Data entries:
— BEGIN —

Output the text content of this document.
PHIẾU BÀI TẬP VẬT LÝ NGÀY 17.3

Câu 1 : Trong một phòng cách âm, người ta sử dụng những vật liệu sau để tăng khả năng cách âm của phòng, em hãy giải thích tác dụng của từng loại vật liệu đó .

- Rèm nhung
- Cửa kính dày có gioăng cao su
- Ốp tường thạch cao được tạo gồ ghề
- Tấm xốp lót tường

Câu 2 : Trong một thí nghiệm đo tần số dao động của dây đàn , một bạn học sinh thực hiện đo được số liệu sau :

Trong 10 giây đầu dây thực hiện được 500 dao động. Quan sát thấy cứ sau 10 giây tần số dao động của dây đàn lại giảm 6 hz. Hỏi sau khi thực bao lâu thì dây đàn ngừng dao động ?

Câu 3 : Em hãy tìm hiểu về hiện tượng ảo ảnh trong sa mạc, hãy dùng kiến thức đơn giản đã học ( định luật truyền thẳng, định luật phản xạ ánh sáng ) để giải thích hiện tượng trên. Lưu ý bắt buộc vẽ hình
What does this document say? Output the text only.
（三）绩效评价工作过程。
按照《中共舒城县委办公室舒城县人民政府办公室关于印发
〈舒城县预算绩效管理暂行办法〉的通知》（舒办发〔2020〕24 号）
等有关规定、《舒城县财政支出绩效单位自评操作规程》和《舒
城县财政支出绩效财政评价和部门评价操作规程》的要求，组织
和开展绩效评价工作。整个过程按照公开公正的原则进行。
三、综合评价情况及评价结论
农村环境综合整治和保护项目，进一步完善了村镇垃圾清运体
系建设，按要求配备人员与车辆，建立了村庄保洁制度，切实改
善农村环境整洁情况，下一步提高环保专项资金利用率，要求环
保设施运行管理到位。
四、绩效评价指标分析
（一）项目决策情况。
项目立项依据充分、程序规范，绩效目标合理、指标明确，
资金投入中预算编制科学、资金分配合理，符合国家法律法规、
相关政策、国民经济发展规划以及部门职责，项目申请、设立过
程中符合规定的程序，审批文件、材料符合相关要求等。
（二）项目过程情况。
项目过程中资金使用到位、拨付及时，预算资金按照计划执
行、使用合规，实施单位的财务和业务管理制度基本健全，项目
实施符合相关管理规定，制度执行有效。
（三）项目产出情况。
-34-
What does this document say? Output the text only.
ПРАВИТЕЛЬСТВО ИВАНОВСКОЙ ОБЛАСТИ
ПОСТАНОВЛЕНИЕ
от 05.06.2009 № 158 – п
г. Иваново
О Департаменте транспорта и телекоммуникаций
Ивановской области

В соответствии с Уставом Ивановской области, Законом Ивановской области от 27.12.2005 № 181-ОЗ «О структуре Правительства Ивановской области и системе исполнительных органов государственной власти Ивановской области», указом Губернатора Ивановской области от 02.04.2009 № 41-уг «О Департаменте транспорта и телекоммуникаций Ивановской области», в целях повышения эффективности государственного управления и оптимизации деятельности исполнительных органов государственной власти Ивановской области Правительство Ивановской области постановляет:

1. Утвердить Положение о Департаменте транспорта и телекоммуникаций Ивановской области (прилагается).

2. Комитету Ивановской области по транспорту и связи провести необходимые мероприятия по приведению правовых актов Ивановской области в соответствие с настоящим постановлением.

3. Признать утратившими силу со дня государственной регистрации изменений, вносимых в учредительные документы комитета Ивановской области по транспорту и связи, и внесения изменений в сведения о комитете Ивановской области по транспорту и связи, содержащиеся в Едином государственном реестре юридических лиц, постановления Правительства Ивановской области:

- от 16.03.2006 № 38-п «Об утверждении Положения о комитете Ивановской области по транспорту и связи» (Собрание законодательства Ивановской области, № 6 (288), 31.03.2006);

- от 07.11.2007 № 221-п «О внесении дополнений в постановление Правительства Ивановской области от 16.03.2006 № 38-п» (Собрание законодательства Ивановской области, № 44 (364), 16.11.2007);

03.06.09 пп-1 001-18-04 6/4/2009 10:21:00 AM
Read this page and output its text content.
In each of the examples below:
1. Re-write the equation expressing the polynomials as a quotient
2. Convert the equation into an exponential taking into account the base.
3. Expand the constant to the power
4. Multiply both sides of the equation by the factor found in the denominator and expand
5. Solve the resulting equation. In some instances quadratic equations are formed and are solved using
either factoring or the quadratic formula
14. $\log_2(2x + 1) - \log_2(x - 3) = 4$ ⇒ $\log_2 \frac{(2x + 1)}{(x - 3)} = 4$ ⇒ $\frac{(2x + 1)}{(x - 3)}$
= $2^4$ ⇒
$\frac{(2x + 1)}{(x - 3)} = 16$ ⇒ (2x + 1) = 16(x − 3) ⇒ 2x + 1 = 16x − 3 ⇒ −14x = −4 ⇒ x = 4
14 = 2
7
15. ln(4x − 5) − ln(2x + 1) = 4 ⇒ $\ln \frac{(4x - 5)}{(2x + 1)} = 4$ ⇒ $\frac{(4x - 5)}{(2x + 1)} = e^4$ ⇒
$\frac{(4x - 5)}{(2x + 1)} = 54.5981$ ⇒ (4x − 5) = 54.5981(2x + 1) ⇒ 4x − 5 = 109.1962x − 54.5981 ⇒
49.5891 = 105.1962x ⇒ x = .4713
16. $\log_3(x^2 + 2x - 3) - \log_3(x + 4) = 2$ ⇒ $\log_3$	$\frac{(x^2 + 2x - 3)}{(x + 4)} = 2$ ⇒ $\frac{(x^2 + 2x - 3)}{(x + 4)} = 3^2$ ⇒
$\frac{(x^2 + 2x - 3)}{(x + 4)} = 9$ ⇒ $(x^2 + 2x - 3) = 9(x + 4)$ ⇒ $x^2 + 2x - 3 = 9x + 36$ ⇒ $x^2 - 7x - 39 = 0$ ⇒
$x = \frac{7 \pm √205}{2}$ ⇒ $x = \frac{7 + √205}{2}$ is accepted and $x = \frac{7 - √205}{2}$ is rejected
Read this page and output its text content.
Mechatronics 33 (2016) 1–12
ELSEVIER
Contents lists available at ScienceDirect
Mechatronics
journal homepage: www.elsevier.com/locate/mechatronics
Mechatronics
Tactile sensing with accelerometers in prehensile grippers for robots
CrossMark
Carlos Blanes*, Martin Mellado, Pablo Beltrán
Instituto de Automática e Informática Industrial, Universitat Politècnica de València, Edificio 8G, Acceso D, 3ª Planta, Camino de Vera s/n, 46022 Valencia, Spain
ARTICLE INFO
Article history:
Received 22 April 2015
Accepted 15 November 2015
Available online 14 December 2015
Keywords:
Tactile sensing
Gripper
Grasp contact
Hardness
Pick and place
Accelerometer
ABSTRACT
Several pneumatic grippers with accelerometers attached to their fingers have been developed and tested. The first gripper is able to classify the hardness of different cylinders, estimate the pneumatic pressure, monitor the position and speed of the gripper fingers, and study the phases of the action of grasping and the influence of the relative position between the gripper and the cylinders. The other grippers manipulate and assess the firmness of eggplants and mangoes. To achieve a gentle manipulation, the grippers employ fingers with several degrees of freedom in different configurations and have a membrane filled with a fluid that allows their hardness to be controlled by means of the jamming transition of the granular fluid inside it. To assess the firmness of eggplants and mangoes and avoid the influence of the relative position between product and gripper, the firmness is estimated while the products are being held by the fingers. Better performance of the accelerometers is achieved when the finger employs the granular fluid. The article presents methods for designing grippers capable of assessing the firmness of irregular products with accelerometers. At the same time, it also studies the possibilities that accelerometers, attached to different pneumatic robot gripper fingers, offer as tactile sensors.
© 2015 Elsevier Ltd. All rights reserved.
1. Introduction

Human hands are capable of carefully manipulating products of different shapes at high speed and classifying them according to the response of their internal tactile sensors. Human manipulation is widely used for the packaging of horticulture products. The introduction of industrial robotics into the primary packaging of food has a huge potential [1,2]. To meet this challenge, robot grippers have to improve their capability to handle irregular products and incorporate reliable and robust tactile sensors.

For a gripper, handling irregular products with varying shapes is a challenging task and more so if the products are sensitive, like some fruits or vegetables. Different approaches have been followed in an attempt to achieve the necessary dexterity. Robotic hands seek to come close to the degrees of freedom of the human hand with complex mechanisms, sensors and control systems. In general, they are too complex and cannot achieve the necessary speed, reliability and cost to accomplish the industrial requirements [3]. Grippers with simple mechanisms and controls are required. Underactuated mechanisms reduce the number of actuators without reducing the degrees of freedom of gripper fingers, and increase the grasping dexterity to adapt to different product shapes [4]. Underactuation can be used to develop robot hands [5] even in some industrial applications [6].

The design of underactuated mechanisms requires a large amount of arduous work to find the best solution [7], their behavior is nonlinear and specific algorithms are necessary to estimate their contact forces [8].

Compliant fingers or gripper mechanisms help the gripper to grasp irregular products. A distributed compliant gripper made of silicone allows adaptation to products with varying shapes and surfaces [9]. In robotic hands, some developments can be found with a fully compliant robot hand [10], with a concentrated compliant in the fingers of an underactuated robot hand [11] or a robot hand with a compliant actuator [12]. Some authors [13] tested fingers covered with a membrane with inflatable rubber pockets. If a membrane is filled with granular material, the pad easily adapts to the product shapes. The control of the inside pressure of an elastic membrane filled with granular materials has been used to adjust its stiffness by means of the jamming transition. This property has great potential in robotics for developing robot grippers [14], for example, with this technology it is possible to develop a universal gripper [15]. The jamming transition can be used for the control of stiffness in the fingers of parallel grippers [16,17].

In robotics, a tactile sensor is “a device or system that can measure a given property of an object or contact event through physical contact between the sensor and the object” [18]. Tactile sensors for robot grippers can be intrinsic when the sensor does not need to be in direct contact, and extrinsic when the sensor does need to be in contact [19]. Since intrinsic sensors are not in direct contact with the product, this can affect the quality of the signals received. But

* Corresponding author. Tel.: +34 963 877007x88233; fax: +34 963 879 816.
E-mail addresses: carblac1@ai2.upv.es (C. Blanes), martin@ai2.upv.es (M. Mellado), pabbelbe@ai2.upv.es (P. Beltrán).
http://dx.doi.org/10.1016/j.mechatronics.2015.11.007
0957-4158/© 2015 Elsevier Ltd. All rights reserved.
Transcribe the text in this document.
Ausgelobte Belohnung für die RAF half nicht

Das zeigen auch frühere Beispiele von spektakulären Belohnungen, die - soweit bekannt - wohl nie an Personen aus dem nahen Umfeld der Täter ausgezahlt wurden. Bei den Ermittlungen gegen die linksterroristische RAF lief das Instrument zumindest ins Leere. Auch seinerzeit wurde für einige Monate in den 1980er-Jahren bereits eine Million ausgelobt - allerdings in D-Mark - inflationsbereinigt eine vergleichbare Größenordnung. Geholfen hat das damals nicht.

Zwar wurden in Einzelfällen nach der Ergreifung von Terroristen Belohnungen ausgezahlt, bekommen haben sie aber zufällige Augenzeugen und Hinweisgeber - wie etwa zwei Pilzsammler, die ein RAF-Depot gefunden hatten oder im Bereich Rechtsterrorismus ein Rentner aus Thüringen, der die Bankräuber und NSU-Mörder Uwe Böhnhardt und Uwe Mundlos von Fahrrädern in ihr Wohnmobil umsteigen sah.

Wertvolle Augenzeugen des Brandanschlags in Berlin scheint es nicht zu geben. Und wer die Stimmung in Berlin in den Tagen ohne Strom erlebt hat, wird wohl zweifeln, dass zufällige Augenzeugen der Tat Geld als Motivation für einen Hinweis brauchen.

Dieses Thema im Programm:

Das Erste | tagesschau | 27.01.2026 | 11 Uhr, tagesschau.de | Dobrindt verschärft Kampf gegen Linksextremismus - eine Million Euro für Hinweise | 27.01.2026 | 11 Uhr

— END —

What is being asked: Make a list of all lines in the data that contain "sensing".

Solution to this problem:
Tactile sensing with accelerometers in prehensile grippers for robots
Tactile sensing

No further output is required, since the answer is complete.